__Stored data__

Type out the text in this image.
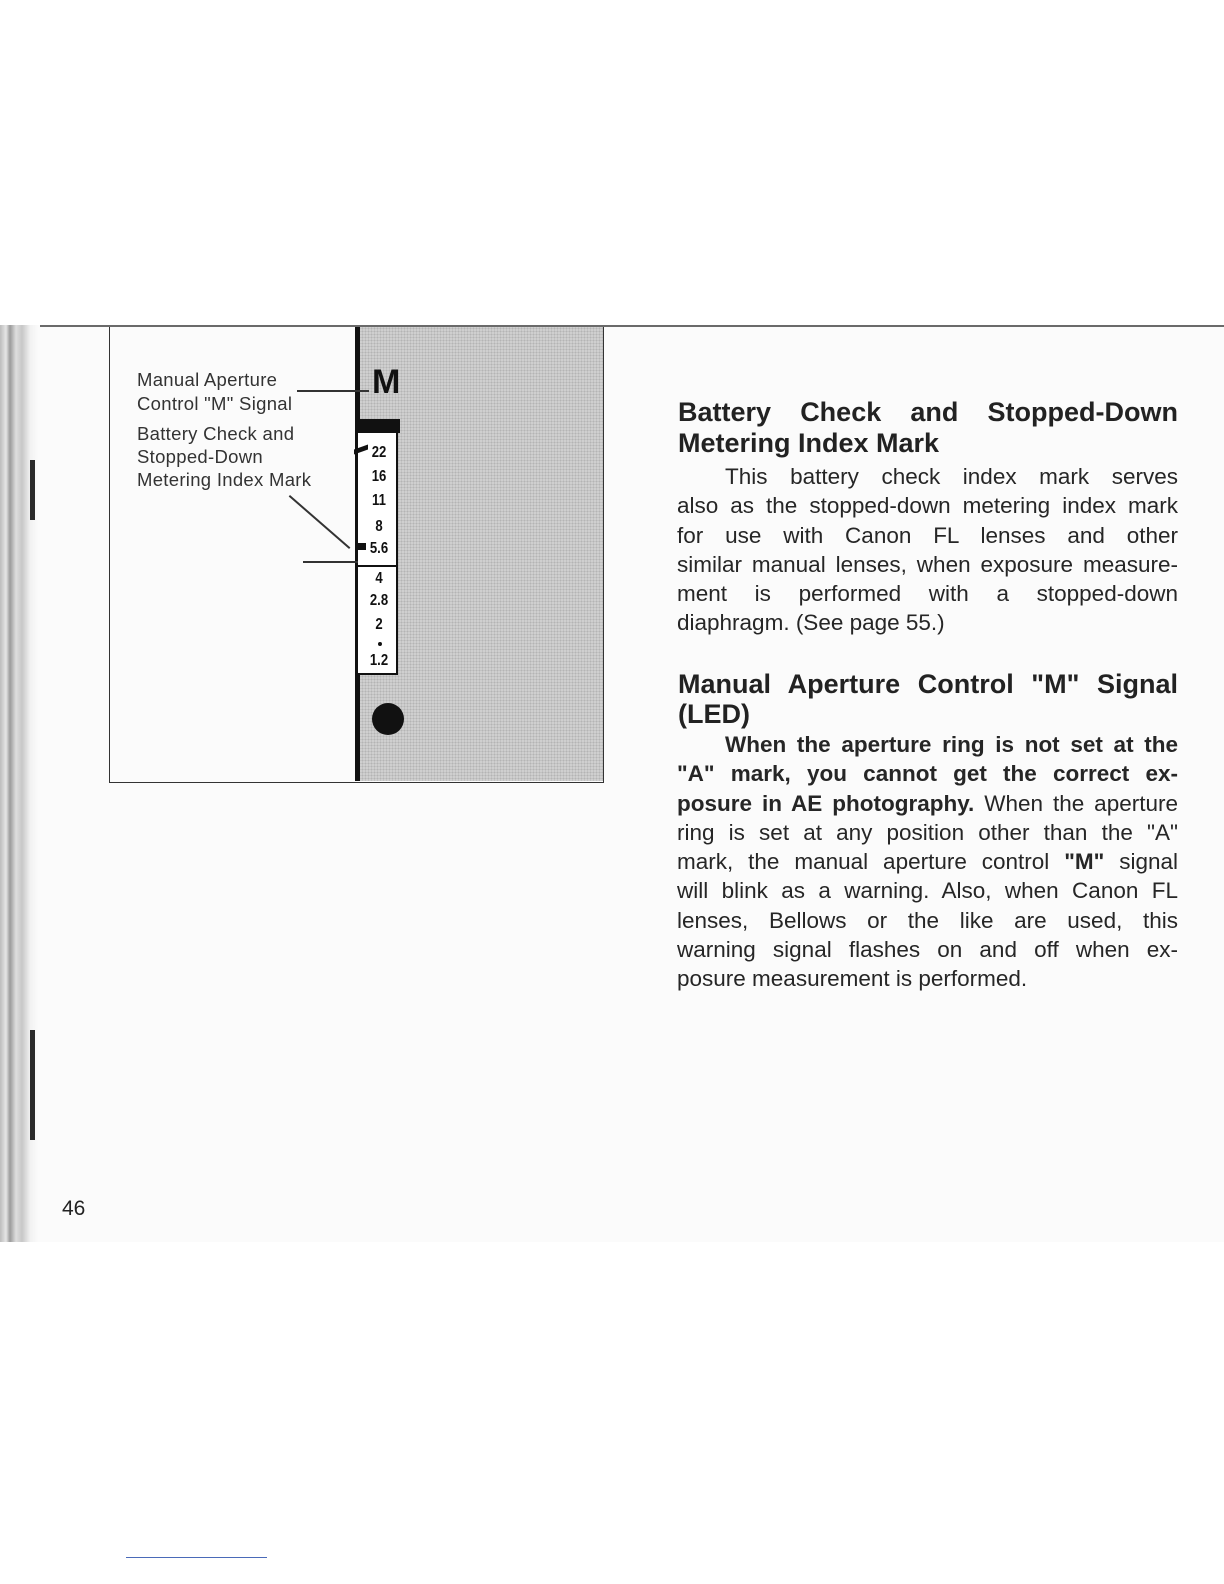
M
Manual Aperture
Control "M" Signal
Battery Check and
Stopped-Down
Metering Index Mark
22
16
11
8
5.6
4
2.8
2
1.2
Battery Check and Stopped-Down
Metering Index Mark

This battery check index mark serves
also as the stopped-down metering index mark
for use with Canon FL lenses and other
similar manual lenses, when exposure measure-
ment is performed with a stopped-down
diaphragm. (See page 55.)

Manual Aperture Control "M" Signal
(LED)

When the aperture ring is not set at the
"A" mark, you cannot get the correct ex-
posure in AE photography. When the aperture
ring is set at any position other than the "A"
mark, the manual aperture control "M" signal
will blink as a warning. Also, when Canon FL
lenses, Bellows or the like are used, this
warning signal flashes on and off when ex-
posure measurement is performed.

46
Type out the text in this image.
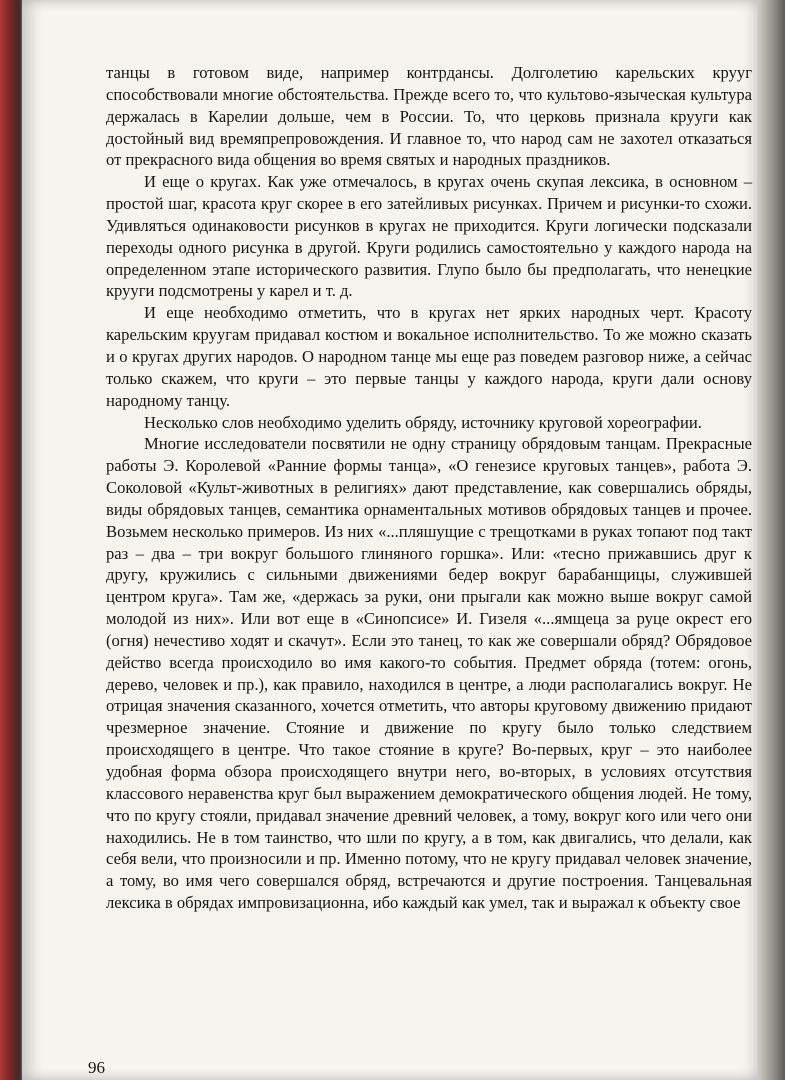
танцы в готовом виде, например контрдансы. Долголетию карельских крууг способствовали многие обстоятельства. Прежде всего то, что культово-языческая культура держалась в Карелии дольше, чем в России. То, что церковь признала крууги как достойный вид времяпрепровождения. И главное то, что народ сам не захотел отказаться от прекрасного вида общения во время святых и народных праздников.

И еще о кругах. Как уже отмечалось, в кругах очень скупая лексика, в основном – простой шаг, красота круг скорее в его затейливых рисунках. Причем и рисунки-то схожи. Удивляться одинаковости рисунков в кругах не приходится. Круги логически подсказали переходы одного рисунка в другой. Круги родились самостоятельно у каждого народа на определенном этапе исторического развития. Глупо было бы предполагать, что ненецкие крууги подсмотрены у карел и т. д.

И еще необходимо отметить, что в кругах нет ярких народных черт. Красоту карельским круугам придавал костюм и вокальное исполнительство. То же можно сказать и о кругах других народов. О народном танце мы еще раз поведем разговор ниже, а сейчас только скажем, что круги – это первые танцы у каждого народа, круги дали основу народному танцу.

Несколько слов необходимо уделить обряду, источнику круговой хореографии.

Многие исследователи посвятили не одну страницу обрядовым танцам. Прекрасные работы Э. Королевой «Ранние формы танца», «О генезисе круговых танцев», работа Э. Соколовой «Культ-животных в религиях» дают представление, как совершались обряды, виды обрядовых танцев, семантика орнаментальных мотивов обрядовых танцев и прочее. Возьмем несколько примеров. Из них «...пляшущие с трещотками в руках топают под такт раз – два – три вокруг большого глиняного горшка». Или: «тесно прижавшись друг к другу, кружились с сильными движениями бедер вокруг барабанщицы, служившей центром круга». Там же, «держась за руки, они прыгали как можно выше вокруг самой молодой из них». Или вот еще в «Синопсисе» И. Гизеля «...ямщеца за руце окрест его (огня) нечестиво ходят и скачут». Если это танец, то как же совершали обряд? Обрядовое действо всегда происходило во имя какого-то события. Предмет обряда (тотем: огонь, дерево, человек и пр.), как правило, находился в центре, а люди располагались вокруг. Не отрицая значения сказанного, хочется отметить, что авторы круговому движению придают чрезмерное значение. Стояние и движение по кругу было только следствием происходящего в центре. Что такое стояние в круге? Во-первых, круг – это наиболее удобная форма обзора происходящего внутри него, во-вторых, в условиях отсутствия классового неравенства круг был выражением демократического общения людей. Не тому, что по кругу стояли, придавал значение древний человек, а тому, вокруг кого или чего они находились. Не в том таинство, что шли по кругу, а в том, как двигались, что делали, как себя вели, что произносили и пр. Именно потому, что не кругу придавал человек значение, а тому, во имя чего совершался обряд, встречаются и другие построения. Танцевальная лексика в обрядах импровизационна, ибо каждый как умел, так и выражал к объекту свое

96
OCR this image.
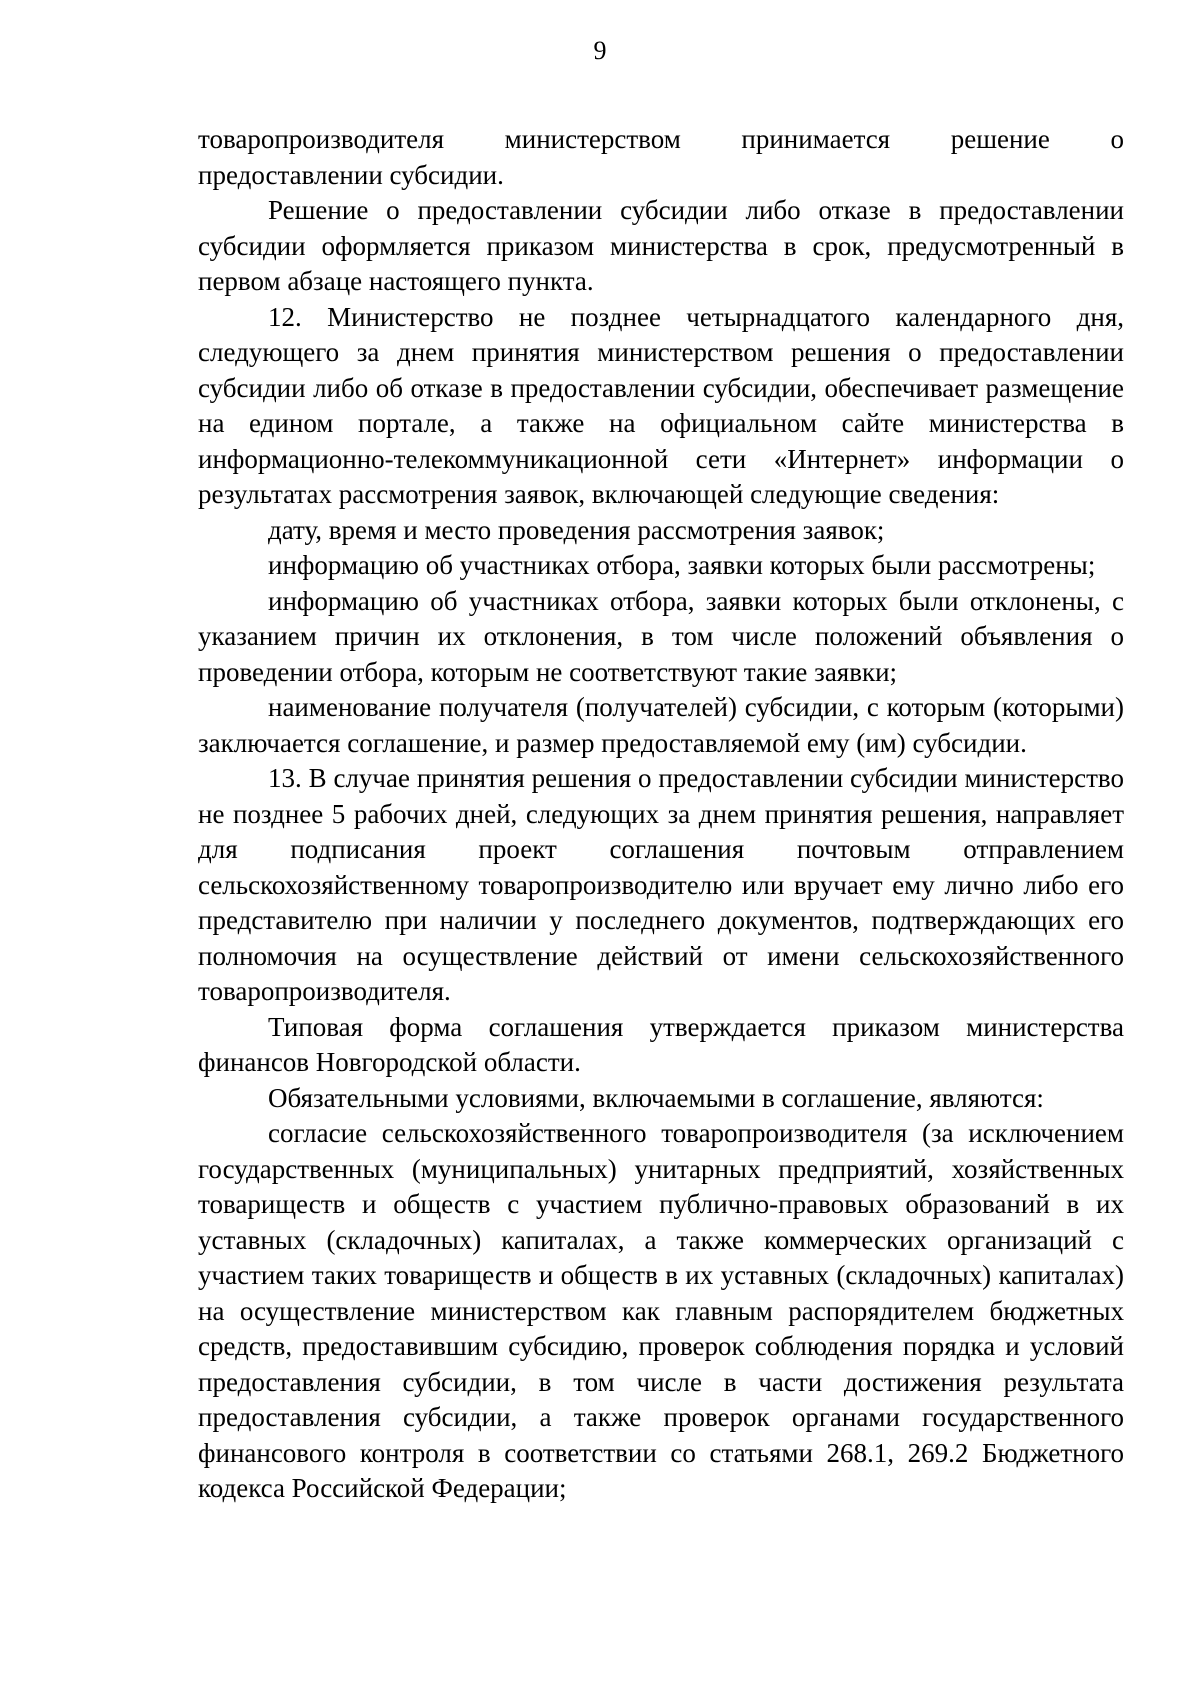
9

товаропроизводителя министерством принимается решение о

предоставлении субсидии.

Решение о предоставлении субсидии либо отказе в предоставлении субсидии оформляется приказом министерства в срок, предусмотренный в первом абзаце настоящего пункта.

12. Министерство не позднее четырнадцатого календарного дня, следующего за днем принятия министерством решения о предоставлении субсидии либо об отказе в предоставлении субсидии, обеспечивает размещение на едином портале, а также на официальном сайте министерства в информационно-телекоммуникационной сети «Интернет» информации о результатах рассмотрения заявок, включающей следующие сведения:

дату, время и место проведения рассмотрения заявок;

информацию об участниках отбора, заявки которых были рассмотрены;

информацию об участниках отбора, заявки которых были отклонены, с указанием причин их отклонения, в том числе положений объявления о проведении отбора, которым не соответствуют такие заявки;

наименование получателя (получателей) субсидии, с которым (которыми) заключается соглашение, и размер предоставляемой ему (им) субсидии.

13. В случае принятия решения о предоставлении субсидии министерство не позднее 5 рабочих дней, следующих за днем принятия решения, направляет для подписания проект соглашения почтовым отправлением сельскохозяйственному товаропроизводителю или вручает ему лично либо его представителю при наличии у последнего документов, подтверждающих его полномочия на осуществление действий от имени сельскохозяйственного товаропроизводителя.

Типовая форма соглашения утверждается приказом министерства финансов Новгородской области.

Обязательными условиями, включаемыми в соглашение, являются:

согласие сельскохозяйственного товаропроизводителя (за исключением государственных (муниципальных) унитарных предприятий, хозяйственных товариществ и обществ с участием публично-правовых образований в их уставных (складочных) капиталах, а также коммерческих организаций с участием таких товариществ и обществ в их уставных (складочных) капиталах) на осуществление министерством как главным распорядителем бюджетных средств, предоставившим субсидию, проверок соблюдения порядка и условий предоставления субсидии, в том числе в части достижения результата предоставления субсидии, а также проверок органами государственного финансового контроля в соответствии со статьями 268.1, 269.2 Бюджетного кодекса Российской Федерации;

__Goal__
In your copy, leave out the pictures and reproduce the material above exactly.

__Written solution__
Type out the text in this image.
M
Manual Aperture
Control "M" Signal
Battery Check and
Stopped-Down
Metering Index Mark
22
16
11
8
5.6
4
2.8
2
1.2
Battery Check and Stopped-Down
Metering Index Mark

This battery check index mark serves
also as the stopped-down metering index mark
for use with Canon FL lenses and other
similar manual lenses, when exposure measure-
ment is performed with a stopped-down
diaphragm. (See page 55.)

Manual Aperture Control "M" Signal
(LED)

When the aperture ring is not set at the
"A" mark, you cannot get the correct ex-
posure in AE photography. When the aperture
ring is set at any position other than the "A"
mark, the manual aperture control "M" signal
will blink as a warning. Also, when Canon FL
lenses, Bellows or the like are used, this
warning signal flashes on and off when ex-
posure measurement is performed.

46
Type out the text in this image.
танцы в готовом виде, например контрдансы. Долголетию карельских крууг способствовали многие обстоятельства. Прежде всего то, что культово-языческая культура держалась в Карелии дольше, чем в России. То, что церковь признала крууги как достойный вид времяпрепровождения. И главное то, что народ сам не захотел отказаться от прекрасного вида общения во время святых и народных праздников.

И еще о кругах. Как уже отмечалось, в кругах очень скупая лексика, в основном – простой шаг, красота круг скорее в его затейливых рисунках. Причем и рисунки-то схожи. Удивляться одинаковости рисунков в кругах не приходится. Круги логически подсказали переходы одного рисунка в другой. Круги родились самостоятельно у каждого народа на определенном этапе исторического развития. Глупо было бы предполагать, что ненецкие крууги подсмотрены у карел и т. д.

И еще необходимо отметить, что в кругах нет ярких народных черт. Красоту карельским круугам придавал костюм и вокальное исполнительство. То же можно сказать и о кругах других народов. О народном танце мы еще раз поведем разговор ниже, а сейчас только скажем, что круги – это первые танцы у каждого народа, круги дали основу народному танцу.

Несколько слов необходимо уделить обряду, источнику круговой хореографии.

Многие исследователи посвятили не одну страницу обрядовым танцам. Прекрасные работы Э. Королевой «Ранние формы танца», «О генезисе круговых танцев», работа Э. Соколовой «Культ-животных в религиях» дают представление, как совершались обряды, виды обрядовых танцев, семантика орнаментальных мотивов обрядовых танцев и прочее. Возьмем несколько примеров. Из них «...пляшущие с трещотками в руках топают под такт раз – два – три вокруг большого глиняного горшка». Или: «тесно прижавшись друг к другу, кружились с сильными движениями бедер вокруг барабанщицы, служившей центром круга». Там же, «держась за руки, они прыгали как можно выше вокруг самой молодой из них». Или вот еще в «Синопсисе» И. Гизеля «...ямщеца за руце окрест его (огня) нечестиво ходят и скачут». Если это танец, то как же совершали обряд? Обрядовое действо всегда происходило во имя какого-то события. Предмет обряда (тотем: огонь, дерево, человек и пр.), как правило, находился в центре, а люди располагались вокруг. Не отрицая значения сказанного, хочется отметить, что авторы круговому движению придают чрезмерное значение. Стояние и движение по кругу было только следствием происходящего в центре. Что такое стояние в круге? Во-первых, круг – это наиболее удобная форма обзора происходящего внутри него, во-вторых, в условиях отсутствия классового неравенства круг был выражением демократического общения людей. Не тому, что по кругу стояли, придавал значение древний человек, а тому, вокруг кого или чего они находились. Не в том таинство, что шли по кругу, а в том, как двигались, что делали, как себя вели, что произносили и пр. Именно потому, что не кругу придавал человек значение, а тому, во имя чего совершался обряд, встречаются и другие построения. Танцевальная лексика в обрядах импровизационна, ибо каждый как умел, так и выражал к объекту свое

96
OCR this image.
9

товаропроизводителя министерством принимается решение о

предоставлении субсидии.

Решение о предоставлении субсидии либо отказе в предоставлении субсидии оформляется приказом министерства в срок, предусмотренный в первом абзаце настоящего пункта.

12. Министерство не позднее четырнадцатого календарного дня, следующего за днем принятия министерством решения о предоставлении субсидии либо об отказе в предоставлении субсидии, обеспечивает размещение на едином портале, а также на официальном сайте министерства в информационно-телекоммуникационной сети «Интернет» информации о результатах рассмотрения заявок, включающей следующие сведения:

дату, время и место проведения рассмотрения заявок;

информацию об участниках отбора, заявки которых были рассмотрены;

информацию об участниках отбора, заявки которых были отклонены, с указанием причин их отклонения, в том числе положений объявления о проведении отбора, которым не соответствуют такие заявки;

наименование получателя (получателей) субсидии, с которым (которыми) заключается соглашение, и размер предоставляемой ему (им) субсидии.

13. В случае принятия решения о предоставлении субсидии министерство не позднее 5 рабочих дней, следующих за днем принятия решения, направляет для подписания проект соглашения почтовым отправлением сельскохозяйственному товаропроизводителю или вручает ему лично либо его представителю при наличии у последнего документов, подтверждающих его полномочия на осуществление действий от имени сельскохозяйственного товаропроизводителя.

Типовая форма соглашения утверждается приказом министерства финансов Новгородской области.

Обязательными условиями, включаемыми в соглашение, являются:

согласие сельскохозяйственного товаропроизводителя (за исключением государственных (муниципальных) унитарных предприятий, хозяйственных товариществ и обществ с участием публично-правовых образований в их уставных (складочных) капиталах, а также коммерческих организаций с участием таких товариществ и обществ в их уставных (складочных) капиталах) на осуществление министерством как главным распорядителем бюджетных средств, предоставившим субсидию, проверок соблюдения порядка и условий предоставления субсидии, в том числе в части достижения результата предоставления субсидии, а также проверок органами государственного финансового контроля в соответствии со статьями 268.1, 269.2 Бюджетного кодекса Российской Федерации;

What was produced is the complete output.